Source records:
※ ※ ※
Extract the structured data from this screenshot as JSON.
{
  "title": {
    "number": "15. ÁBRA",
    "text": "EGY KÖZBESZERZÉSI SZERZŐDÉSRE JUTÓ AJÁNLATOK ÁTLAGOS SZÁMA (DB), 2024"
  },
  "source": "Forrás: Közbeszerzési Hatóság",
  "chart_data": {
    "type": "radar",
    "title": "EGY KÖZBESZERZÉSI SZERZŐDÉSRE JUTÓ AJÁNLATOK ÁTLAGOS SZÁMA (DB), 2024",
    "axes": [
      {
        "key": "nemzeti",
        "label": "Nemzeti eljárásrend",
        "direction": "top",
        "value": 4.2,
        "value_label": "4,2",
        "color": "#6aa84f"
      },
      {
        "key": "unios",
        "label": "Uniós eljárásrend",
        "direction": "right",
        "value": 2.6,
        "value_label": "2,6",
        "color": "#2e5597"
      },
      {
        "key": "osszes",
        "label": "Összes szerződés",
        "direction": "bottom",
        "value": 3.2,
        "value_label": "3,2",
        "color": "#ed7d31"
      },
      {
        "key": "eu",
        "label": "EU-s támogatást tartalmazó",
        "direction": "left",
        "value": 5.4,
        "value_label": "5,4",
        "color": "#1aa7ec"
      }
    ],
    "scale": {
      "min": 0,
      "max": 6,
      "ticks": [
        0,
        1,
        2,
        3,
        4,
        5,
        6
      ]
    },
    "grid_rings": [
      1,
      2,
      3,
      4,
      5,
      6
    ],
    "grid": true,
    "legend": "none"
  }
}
※ ※ ※
Reproduce every line from the entries that holds the word "SZÁMA".

### SOLUTION FOR THIS PROBLEM:
    "text": "EGY KÖZBESZERZÉSI SZERZŐDÉSRE JUTÓ AJÁNLATOK ÁTLAGOS SZÁMA (DB), 2024"
    "title": "EGY KÖZBESZERZÉSI SZERZŐDÉSRE JUTÓ AJÁNLATOK ÁTLAGOS SZÁMA (DB), 2024",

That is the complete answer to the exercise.